Extracted data entries:
........
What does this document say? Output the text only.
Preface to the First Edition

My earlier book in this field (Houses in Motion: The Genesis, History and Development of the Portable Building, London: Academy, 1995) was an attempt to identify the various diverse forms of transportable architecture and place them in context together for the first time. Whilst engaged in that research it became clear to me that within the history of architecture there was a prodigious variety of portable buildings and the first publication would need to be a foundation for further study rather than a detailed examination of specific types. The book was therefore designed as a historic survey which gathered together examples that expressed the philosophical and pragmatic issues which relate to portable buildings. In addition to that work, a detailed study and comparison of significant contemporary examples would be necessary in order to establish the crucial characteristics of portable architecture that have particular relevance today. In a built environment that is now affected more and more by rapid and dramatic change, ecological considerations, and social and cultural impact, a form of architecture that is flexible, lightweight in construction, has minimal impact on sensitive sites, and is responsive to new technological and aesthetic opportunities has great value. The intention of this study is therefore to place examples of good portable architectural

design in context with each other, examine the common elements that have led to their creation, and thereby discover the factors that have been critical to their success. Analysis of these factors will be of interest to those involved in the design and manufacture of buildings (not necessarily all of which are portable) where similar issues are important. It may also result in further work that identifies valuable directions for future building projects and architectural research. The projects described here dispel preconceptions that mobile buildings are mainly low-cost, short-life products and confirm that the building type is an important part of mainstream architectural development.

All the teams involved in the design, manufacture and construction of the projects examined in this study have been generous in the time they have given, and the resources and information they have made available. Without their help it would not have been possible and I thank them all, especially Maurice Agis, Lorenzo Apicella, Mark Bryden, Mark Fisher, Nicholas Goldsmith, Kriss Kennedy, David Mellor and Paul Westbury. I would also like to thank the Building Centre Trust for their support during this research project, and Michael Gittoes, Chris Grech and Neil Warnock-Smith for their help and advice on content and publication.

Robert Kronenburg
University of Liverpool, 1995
........
Exercise instructions ::
Without changing anything, repeat every record above.

Result of this task ::
What does this document say? Output the text only.
Preface to the First Edition

My earlier book in this field (Houses in Motion: The Genesis, History and Development of the Portable Building, London: Academy, 1995) was an attempt to identify the various diverse forms of transportable architecture and place them in context together for the first time. Whilst engaged in that research it became clear to me that within the history of architecture there was a prodigious variety of portable buildings and the first publication would need to be a foundation for further study rather than a detailed examination of specific types. The book was therefore designed as a historic survey which gathered together examples that expressed the philosophical and pragmatic issues which relate to portable buildings. In addition to that work, a detailed study and comparison of significant contemporary examples would be necessary in order to establish the crucial characteristics of portable architecture that have particular relevance today. In a built environment that is now affected more and more by rapid and dramatic change, ecological considerations, and social and cultural impact, a form of architecture that is flexible, lightweight in construction, has minimal impact on sensitive sites, and is responsive to new technological and aesthetic opportunities has great value. The intention of this study is therefore to place examples of good portable architectural

design in context with each other, examine the common elements that have led to their creation, and thereby discover the factors that have been critical to their success. Analysis of these factors will be of interest to those involved in the design and manufacture of buildings (not necessarily all of which are portable) where similar issues are important. It may also result in further work that identifies valuable directions for future building projects and architectural research. The projects described here dispel preconceptions that mobile buildings are mainly low-cost, short-life products and confirm that the building type is an important part of mainstream architectural development.

All the teams involved in the design, manufacture and construction of the projects examined in this study have been generous in the time they have given, and the resources and information they have made available. Without their help it would not have been possible and I thank them all, especially Maurice Agis, Lorenzo Apicella, Mark Bryden, Mark Fisher, Nicholas Goldsmith, Kriss Kennedy, David Mellor and Paul Westbury. I would also like to thank the Building Centre Trust for their support during this research project, and Michael Gittoes, Chris Grech and Neil Warnock-Smith for their help and advice on content and publication.

Robert Kronenburg
University of Liverpool, 1995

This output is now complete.